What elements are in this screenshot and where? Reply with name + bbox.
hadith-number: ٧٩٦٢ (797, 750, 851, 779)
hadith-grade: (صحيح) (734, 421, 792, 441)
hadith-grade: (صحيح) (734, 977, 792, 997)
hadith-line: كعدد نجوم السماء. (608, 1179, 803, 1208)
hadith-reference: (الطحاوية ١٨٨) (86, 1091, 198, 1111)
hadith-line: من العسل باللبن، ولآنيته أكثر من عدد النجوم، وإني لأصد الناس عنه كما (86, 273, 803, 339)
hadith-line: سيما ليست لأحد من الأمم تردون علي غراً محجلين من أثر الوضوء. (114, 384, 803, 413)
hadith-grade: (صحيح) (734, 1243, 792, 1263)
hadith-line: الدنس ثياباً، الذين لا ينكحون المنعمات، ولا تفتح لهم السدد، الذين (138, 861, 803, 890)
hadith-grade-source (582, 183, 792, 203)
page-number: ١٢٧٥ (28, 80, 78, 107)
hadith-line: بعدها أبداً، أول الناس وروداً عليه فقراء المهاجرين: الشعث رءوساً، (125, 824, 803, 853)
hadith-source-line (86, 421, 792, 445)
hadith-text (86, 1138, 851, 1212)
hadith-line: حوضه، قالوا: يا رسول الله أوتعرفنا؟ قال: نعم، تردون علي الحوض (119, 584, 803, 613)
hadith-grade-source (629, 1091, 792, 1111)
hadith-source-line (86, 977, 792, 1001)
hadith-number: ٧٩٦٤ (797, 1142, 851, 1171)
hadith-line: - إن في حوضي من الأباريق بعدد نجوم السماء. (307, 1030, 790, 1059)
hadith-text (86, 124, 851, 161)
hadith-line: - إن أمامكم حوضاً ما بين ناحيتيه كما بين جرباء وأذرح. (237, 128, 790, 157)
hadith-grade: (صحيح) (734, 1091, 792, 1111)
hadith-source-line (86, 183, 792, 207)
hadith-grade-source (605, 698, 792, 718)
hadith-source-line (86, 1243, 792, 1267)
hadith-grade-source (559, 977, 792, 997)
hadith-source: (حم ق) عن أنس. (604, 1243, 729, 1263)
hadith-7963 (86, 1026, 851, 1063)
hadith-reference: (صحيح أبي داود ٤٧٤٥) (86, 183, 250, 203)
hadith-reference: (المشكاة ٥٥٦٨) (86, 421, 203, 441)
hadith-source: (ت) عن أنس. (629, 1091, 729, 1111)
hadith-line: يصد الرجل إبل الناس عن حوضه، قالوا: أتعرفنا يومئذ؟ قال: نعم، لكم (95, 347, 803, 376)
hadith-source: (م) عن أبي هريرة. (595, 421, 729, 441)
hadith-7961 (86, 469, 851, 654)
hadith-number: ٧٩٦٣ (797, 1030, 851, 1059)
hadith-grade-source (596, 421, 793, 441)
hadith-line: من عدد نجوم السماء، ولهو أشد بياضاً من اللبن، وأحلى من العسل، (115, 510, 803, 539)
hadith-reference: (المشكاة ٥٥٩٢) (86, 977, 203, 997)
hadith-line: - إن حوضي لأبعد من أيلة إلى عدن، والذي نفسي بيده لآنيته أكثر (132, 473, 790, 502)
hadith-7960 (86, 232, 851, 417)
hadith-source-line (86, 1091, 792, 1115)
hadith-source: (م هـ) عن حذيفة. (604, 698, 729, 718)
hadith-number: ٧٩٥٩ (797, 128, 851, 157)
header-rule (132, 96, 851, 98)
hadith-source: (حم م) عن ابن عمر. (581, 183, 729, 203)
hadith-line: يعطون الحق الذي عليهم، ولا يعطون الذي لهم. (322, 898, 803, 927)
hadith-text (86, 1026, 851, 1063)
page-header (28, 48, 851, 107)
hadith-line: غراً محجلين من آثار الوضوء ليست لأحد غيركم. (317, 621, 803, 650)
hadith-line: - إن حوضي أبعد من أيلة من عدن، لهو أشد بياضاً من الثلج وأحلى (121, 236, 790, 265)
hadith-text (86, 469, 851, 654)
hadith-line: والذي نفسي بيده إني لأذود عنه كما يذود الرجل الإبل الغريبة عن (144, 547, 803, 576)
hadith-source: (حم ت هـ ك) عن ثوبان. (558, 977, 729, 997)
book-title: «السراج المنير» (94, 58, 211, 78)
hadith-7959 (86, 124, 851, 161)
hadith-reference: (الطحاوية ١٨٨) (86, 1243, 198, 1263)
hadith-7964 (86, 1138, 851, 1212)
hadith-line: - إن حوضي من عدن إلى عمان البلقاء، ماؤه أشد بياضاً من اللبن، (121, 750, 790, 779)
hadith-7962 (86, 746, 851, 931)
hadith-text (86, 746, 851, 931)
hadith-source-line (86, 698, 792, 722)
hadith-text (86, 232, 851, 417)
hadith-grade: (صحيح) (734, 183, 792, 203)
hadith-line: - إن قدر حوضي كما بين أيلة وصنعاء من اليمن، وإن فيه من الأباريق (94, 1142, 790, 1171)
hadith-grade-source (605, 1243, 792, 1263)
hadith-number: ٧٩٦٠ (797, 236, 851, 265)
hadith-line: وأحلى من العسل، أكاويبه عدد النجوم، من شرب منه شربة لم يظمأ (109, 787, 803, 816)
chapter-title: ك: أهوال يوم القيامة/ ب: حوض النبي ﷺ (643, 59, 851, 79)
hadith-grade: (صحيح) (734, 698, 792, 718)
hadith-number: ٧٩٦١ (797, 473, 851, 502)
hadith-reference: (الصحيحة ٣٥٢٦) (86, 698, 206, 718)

> _What the task requires_
Convert the listing above into a JSON array of strings, with one string for each line and any blank lines omitted.

> _Exercise output_
[
  "What elements are in this screenshot and where? Reply with name + bbox.",
  "hadith-number: ٧٩٦٢ (797, 750, 851, 779)",
  "hadith-grade: (صحيح) (734, 421, 792, 441)",
  "hadith-grade: (صحيح) (734, 977, 792, 997)",
  "hadith-line: كعدد نجوم السماء. (608, 1179, 803, 1208)",
  "hadith-reference: (الطحاوية ١٨٨) (86, 1091, 198, 1111)",
  "hadith-line: من العسل باللبن، ولآنيته أكثر من عدد النجوم، وإني لأصد الناس عنه كما (86, 273, 803, 339)",
  "hadith-line: سيما ليست لأحد من الأمم تردون علي غراً محجلين من أثر الوضوء. (114, 384, 803, 413)",
  "hadith-grade: (صحيح) (734, 1243, 792, 1263)",
  "hadith-line: الدنس ثياباً، الذين لا ينكحون المنعمات، ولا تفتح لهم السدد، الذين (138, 861, 803, 890)",
  "hadith-grade-source (582, 183, 792, 203)",
  "page-number: ١٢٧٥ (28, 80, 78, 107)",
  "hadith-line: بعدها أبداً، أول الناس وروداً عليه فقراء المهاجرين: الشعث رءوساً، (125, 824, 803, 853)",
  "hadith-source-line (86, 421, 792, 445)",
  "hadith-text (86, 1138, 851, 1212)",
  "hadith-line: حوضه، قالوا: يا رسول الله أوتعرفنا؟ قال: نعم، تردون علي الحوض (119, 584, 803, 613)",
  "hadith-grade-source (629, 1091, 792, 1111)",
  "hadith-source-line (86, 977, 792, 1001)",
  "hadith-number: ٧٩٦٤ (797, 1142, 851, 1171)",
  "hadith-line: - إن في حوضي من الأباريق بعدد نجوم السماء. (307, 1030, 790, 1059)",
  "hadith-text (86, 124, 851, 161)",
  "hadith-line: - إن أمامكم حوضاً ما بين ناحيتيه كما بين جرباء وأذرح. (237, 128, 790, 157)",
  "hadith-grade: (صحيح) (734, 1091, 792, 1111)",
  "hadith-source-line (86, 183, 792, 207)",
  "hadith-grade-source (605, 698, 792, 718)",
  "hadith-source-line (86, 1243, 792, 1267)",
  "hadith-grade-source (559, 977, 792, 997)",
  "hadith-source: (حم ق) عن أنس. (604, 1243, 729, 1263)",
  "hadith-7963 (86, 1026, 851, 1063)",
  "hadith-reference: (صحيح أبي داود ٤٧٤٥) (86, 183, 250, 203)",
  "hadith-reference: (المشكاة ٥٥٦٨) (86, 421, 203, 441)",
  "hadith-source: (ت) عن أنس. (629, 1091, 729, 1111)",
  "hadith-line: يصد الرجل إبل الناس عن حوضه، قالوا: أتعرفنا يومئذ؟ قال: نعم، لكم (95, 347, 803, 376)",
  "hadith-source: (م) عن أبي هريرة. (595, 421, 729, 441)",
  "hadith-7961 (86, 469, 851, 654)",
  "hadith-number: ٧٩٦٣ (797, 1030, 851, 1059)",
  "hadith-grade-source (596, 421, 793, 441)",
  "hadith-line: من عدد نجوم السماء، ولهو أشد بياضاً من اللبن، وأحلى من العسل، (115, 510, 803, 539)",
  "hadith-reference: (المشكاة ٥٥٩٢) (86, 977, 203, 997)",
  "hadith-line: - إن حوضي لأبعد من أيلة إلى عدن، والذي نفسي بيده لآنيته أكثر (132, 473, 790, 502)",
  "hadith-7960 (86, 232, 851, 417)",
  "hadith-source-line (86, 1091, 792, 1115)",
  "hadith-source: (م هـ) عن حذيفة. (604, 698, 729, 718)",
  "hadith-number: ٧٩٥٩ (797, 128, 851, 157)",
  "header-rule (132, 96, 851, 98)",
  "hadith-source: (حم م) عن ابن عمر. (581, 183, 729, 203)",
  "hadith-line: يعطون الحق الذي عليهم، ولا يعطون الذي لهم. (322, 898, 803, 927)",
  "hadith-text (86, 1026, 851, 1063)",
  "page-header (28, 48, 851, 107)",
  "hadith-line: غراً محجلين من آثار الوضوء ليست لأحد غيركم. (317, 621, 803, 650)",
  "hadith-line: - إن حوضي أبعد من أيلة من عدن، لهو أشد بياضاً من الثلج وأحلى (121, 236, 790, 265)",
  "hadith-text (86, 469, 851, 654)",
  "hadith-line: والذي نفسي بيده إني لأذود عنه كما يذود الرجل الإبل الغريبة عن (144, 547, 803, 576)",
  "hadith-source: (حم ت هـ ك) عن ثوبان. (558, 977, 729, 997)",
  "book-title: «السراج المنير» (94, 58, 211, 78)",
  "hadith-7959 (86, 124, 851, 161)",
  "hadith-reference: (الطحاوية ١٨٨) (86, 1243, 198, 1263)",
  "hadith-7964 (86, 1138, 851, 1212)",
  "hadith-line: - إن حوضي من عدن إلى عمان البلقاء، ماؤه أشد بياضاً من اللبن، (121, 750, 790, 779)",
  "hadith-7962 (86, 746, 851, 931)",
  "hadith-text (86, 746, 851, 931)",
  "hadith-source-line (86, 698, 792, 722)",
  "hadith-text (86, 232, 851, 417)",
  "hadith-grade: (صحيح) (734, 183, 792, 203)",
  "hadith-line: - إن قدر حوضي كما بين أيلة وصنعاء من اليمن، وإن فيه من الأباريق (94, 1142, 790, 1171)",
  "hadith-grade-source (605, 1243, 792, 1263)",
  "hadith-number: ٧٩٦٠ (797, 236, 851, 265)",
  "hadith-line: وأحلى من العسل، أكاويبه عدد النجوم، من شرب منه شربة لم يظمأ (109, 787, 803, 816)",
  "chapter-title: ك: أهوال يوم القيامة/ ب: حوض النبي ﷺ (643, 59, 851, 79)",
  "hadith-grade: (صحيح) (734, 698, 792, 718)",
  "hadith-number: ٧٩٦١ (797, 473, 851, 502)",
  "hadith-reference: (الصحيحة ٣٥٢٦) (86, 698, 206, 718)"
]